═══ Dataset rows

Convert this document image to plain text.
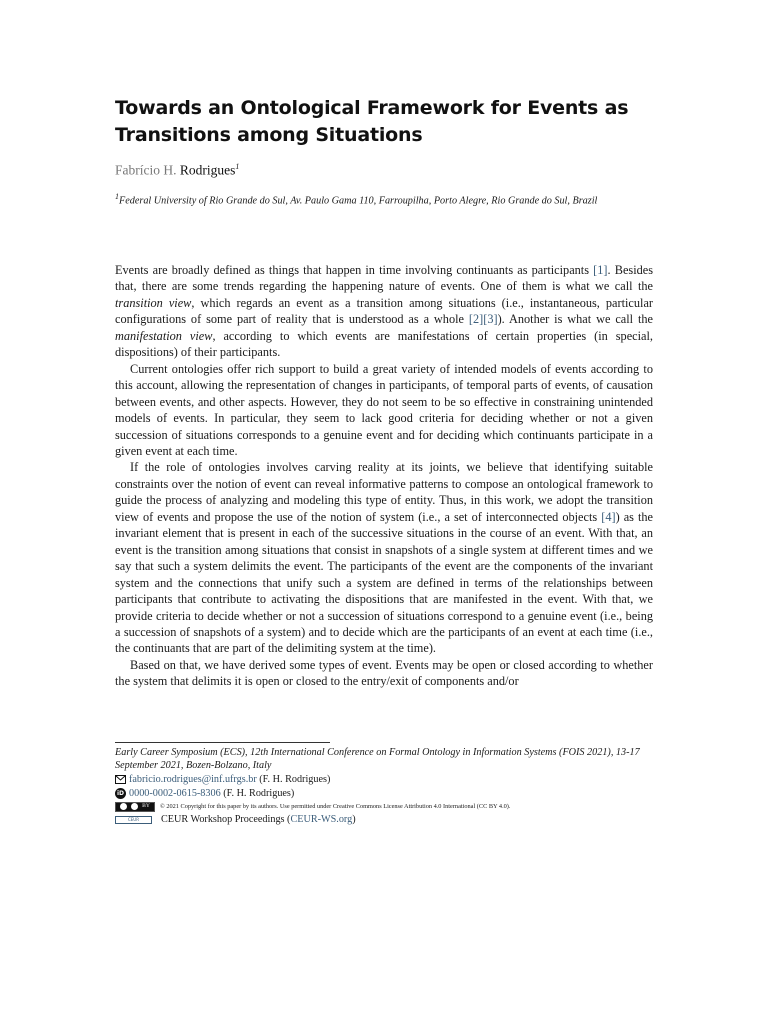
Towards an Ontological Framework for Events as Transitions among Situations
Fabrício H. Rodrigues$^1$
$^1$Federal University of Rio Grande do Sul, Av. Paulo Gama 110, Farroupilha, Porto Alegre, Rio Grande do Sul, Brazil

Events are broadly defined as things that happen in time involving continuants as participants [1]. Besides that, there are some trends regarding the happening nature of events. One of them is what we call the transition view, which regards an event as a transition among situations (i.e., instantaneous, particular configurations of some part of reality that is understood as a whole [2][3]). Another is what we call the manifestation view, according to which events are manifestations of certain properties (in special, dispositions) of their participants.

Current ontologies offer rich support to build a great variety of intended models of events according to this account, allowing the representation of changes in participants, of temporal parts of events, of causation between events, and other aspects. However, they do not seem to be so effective in constraining unintended models of events. In particular, they seem to lack good criteria for deciding whether or not a given succession of situations corresponds to a genuine event and for deciding which continuants participate in a given event at each time.

If the role of ontologies involves carving reality at its joints, we believe that identifying suitable constraints over the notion of event can reveal informative patterns to compose an ontological framework to guide the process of analyzing and modeling this type of entity. Thus, in this work, we adopt the transition view of events and propose the use of the notion of system (i.e., a set of interconnected objects [4]) as the invariant element that is present in each of the successive situations in the course of an event. With that, an event is the transition among situations that consist in snapshots of a single system at different times and we say that such a system delimits the event. The participants of the event are the components of the invariant system and the connections that unify such a system are defined in terms of the relationships between participants that contribute to activating the dispositions that are manifested in the event. With that, we provide criteria to decide whether or not a succession of situations correspond to a genuine event (i.e., being a succession of snapshots of a system) and to decide which are the participants of an event at each time (i.e., the continuants that are part of the delimiting system at the time).

Based on that, we have derived some types of event. Events may be open or closed according to whether the system that delimits it is open or closed to the entry/exit of components and/or

Early Career Symposium (ECS), 12th International Conference on Formal Ontology in Information Systems (FOIS 2021), 13-17 September 2021, Bozen-Bolzano, Italy
fabricio.rodrigues@inf.ufrgs.br
(F. H. Rodrigues)
iD 0000-0002-0615-8306
(F. H. Rodrigues)
BY © 2021 Copyright for this paper by its authors. Use permitted under Creative Commons License Attribution 4.0 International (CC BY 4.0).
CEUR	CEUR Workshop Proceedings ( CEUR-WS.org )
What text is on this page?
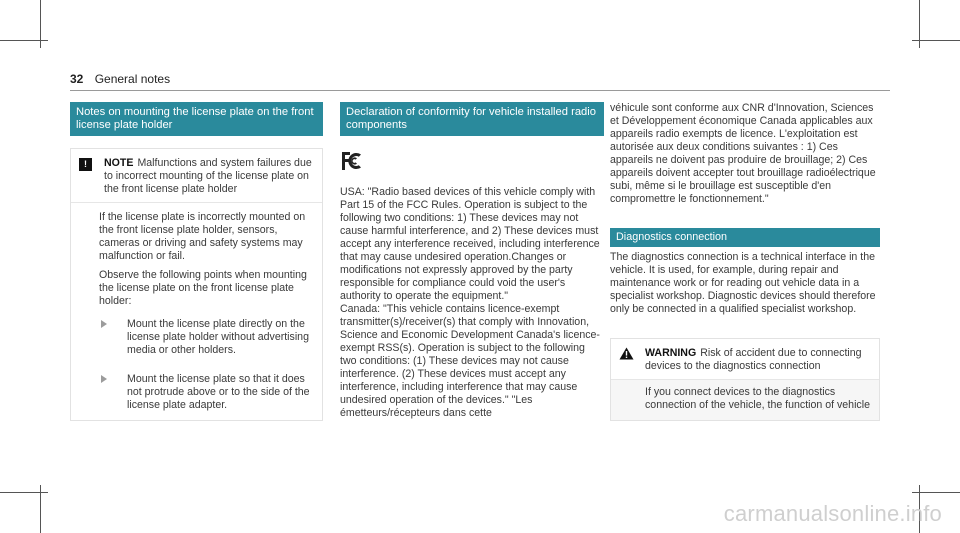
32 General notes
Notes on mounting the license plate on the front license plate holder
!	NOTE Malfunctions and system failures due to incorrect mounting of the license plate on the front license plate holder

If the license plate is incorrectly mounted on the front license plate holder, sensors, cameras or driving and safety systems may malfunction or fail.

Observe the following points when mounting the license plate on the front license plate holder:

Mount the license plate directly on the license plate holder without advertising media or other holders.
Mount the license plate so that it does not protrude above or to the side of the license plate adapter.
Declaration of conformity for vehicle installed radio components

USA: "Radio based devices of this vehicle comply with Part 15 of the FCC Rules. Operation is subject to the following two conditions: 1) These devices may not cause harmful interference, and 2) These devices must accept any interference received, including interference that may cause undesired operation.Changes or modifications not expressly approved by the party responsible for compliance could void the user's authority to operate the equipment."

Canada: "This vehicle contains licence-exempt transmitter(s)/receiver(s) that comply with Innovation, Science and Economic Development Canada's licence-exempt RSS(s). Operation is subject to the following two conditions: (1) These devices may not cause interference. (2) These devices must accept any interference, including interference that may cause undesired operation of the devices." "Les émetteurs/récepteurs dans cette

véhicule sont conforme aux CNR d'Innovation, Sciences et Développement économique Canada applicables aux appareils radio exempts de licence. L'exploitation est autorisée aux deux conditions suivantes : 1) Ces appareils ne doivent pas produire de brouillage; 2) Ces appareils doivent accepter tout brouillage radioélectrique subi, même si le brouillage est susceptible d'en compromettre le fonctionnement."

Diagnostics connection

The diagnostics connection is a technical interface in the vehicle. It is used, for example, during repair and maintenance work or for reading out vehicle data in a specialist workshop. Diagnostic devices should therefore only be connected in a qualified specialist workshop.

WARNING Risk of accident due to connecting devices to the diagnostics connection
If you connect devices to the diagnostics connection of the vehicle, the function of vehicle
carmanualsonline.info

══════

### Written task
Go through the preceding material and copy each line that has the word "mounting".

### Result for this exercise
Notes on mounting the license plate on the front license plate holder
!	NOTE Malfunctions and system failures due to incorrect mounting of the license plate on the front license plate holder
Observe the following points when mounting the license plate on the front license plate holder:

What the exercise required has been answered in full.